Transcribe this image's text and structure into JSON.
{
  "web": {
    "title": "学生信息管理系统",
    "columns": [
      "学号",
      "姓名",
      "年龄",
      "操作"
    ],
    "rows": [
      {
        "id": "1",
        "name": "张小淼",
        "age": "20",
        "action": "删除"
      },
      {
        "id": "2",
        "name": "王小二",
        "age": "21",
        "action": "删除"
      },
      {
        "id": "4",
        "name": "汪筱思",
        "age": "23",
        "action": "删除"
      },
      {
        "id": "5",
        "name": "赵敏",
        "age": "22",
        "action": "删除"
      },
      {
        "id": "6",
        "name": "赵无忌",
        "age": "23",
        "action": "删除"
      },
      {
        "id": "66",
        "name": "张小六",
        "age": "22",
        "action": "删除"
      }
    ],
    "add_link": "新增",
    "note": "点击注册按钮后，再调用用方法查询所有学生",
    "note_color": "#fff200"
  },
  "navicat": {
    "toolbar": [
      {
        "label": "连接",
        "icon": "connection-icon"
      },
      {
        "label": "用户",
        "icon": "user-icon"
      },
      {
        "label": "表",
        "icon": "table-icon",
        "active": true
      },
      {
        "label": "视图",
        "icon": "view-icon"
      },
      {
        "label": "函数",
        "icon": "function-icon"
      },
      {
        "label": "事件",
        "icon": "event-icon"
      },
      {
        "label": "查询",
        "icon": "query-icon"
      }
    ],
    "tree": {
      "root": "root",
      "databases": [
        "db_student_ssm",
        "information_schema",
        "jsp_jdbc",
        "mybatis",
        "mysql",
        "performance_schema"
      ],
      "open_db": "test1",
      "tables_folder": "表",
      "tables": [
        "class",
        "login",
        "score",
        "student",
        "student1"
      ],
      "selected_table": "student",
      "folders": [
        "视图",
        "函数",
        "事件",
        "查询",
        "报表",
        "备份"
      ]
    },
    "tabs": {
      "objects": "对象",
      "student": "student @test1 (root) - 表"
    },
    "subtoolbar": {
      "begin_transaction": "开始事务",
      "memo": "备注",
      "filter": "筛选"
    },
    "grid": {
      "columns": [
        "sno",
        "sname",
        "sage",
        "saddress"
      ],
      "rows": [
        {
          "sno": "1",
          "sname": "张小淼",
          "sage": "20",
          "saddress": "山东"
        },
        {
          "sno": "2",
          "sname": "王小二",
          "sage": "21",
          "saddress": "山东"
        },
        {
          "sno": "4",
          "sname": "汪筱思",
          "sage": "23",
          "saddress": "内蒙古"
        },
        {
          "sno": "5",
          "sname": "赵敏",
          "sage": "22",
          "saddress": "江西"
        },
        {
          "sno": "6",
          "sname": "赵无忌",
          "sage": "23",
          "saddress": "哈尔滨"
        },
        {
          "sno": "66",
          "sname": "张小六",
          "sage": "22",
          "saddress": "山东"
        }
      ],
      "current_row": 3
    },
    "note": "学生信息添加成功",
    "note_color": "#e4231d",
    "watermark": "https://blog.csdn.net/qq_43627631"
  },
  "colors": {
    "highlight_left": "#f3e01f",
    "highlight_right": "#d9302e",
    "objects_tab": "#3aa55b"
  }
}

────────────────

Extract all of the data shown above and repeat it verbatim.

Transcribe this image's text and structure into JSON.
{
  "web": {
    "title": "学生信息管理系统",
    "columns": [
      "学号",
      "姓名",
      "年龄",
      "操作"
    ],
    "rows": [
      {
        "id": "1",
        "name": "张小淼",
        "age": "20",
        "action": "删除"
      },
      {
        "id": "2",
        "name": "王小二",
        "age": "21",
        "action": "删除"
      },
      {
        "id": "4",
        "name": "汪筱思",
        "age": "23",
        "action": "删除"
      },
      {
        "id": "5",
        "name": "赵敏",
        "age": "22",
        "action": "删除"
      },
      {
        "id": "6",
        "name": "赵无忌",
        "age": "23",
        "action": "删除"
      },
      {
        "id": "66",
        "name": "张小六",
        "age": "22",
        "action": "删除"
      }
    ],
    "add_link": "新增",
    "note": "点击注册按钮后，再调用用方法查询所有学生",
    "note_color": "#fff200"
  },
  "navicat": {
    "toolbar": [
      {
        "label": "连接",
        "icon": "connection-icon"
      },
      {
        "label": "用户",
        "icon": "user-icon"
      },
      {
        "label": "表",
        "icon": "table-icon",
        "active": true
      },
      {
        "label": "视图",
        "icon": "view-icon"
      },
      {
        "label": "函数",
        "icon": "function-icon"
      },
      {
        "label": "事件",
        "icon": "event-icon"
      },
      {
        "label": "查询",
        "icon": "query-icon"
      }
    ],
    "tree": {
      "root": "root",
      "databases": [
        "db_student_ssm",
        "information_schema",
        "jsp_jdbc",
        "mybatis",
        "mysql",
        "performance_schema"
      ],
      "open_db": "test1",
      "tables_folder": "表",
      "tables": [
        "class",
        "login",
        "score",
        "student",
        "student1"
      ],
      "selected_table": "student",
      "folders": [
        "视图",
        "函数",
        "事件",
        "查询",
        "报表",
        "备份"
      ]
    },
    "tabs": {
      "objects": "对象",
      "student": "student @test1 (root) - 表"
    },
    "subtoolbar": {
      "begin_transaction": "开始事务",
      "memo": "备注",
      "filter": "筛选"
    },
    "grid": {
      "columns": [
        "sno",
        "sname",
        "sage",
        "saddress"
      ],
      "rows": [
        {
          "sno": "1",
          "sname": "张小淼",
          "sage": "20",
          "saddress": "山东"
        },
        {
          "sno": "2",
          "sname": "王小二",
          "sage": "21",
          "saddress": "山东"
        },
        {
          "sno": "4",
          "sname": "汪筱思",
          "sage": "23",
          "saddress": "内蒙古"
        },
        {
          "sno": "5",
          "sname": "赵敏",
          "sage": "22",
          "saddress": "江西"
        },
        {
          "sno": "6",
          "sname": "赵无忌",
          "sage": "23",
          "saddress": "哈尔滨"
        },
        {
          "sno": "66",
          "sname": "张小六",
          "sage": "22",
          "saddress": "山东"
        }
      ],
      "current_row": 3
    },
    "note": "学生信息添加成功",
    "note_color": "#e4231d",
    "watermark": "https://blog.csdn.net/qq_43627631"
  },
  "colors": {
    "highlight_left": "#f3e01f",
    "highlight_right": "#d9302e",
    "objects_tab": "#3aa55b"
  }
}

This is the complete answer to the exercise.